> Exercise prompt:
Filter out everything except lines holding "title".

Source data:
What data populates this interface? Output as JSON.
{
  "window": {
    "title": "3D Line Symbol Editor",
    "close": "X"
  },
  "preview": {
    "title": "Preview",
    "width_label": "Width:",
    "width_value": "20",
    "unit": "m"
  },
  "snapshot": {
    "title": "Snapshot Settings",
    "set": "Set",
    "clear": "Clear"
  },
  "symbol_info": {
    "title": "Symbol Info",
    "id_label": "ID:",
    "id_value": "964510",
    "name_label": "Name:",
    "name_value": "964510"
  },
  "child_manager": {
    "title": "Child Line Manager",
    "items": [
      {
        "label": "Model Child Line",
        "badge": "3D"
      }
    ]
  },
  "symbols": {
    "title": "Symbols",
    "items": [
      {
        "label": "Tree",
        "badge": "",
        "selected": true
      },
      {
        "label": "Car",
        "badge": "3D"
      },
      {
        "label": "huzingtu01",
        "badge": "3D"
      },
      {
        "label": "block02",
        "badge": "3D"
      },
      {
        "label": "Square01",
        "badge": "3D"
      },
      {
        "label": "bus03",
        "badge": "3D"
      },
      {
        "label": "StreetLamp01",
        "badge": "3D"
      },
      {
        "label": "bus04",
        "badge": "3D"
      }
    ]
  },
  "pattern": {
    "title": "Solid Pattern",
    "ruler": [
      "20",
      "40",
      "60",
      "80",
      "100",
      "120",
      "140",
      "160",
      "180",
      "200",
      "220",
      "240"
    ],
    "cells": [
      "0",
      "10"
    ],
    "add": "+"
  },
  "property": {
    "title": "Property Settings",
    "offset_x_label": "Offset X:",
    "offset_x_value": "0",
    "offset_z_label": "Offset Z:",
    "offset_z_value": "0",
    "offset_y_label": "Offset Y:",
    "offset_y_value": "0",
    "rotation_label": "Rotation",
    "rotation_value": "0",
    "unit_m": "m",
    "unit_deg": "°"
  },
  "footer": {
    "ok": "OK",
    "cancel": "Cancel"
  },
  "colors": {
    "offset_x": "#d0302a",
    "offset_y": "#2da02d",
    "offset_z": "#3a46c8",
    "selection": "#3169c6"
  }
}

> Written response:
    "title": "3D Line Symbol Editor",
    "title": "Preview",
    "title": "Snapshot Settings",
    "title": "Symbol Info",
    "title": "Child Line Manager",
    "title": "Symbols",
    "title": "Solid Pattern",
    "title": "Property Settings",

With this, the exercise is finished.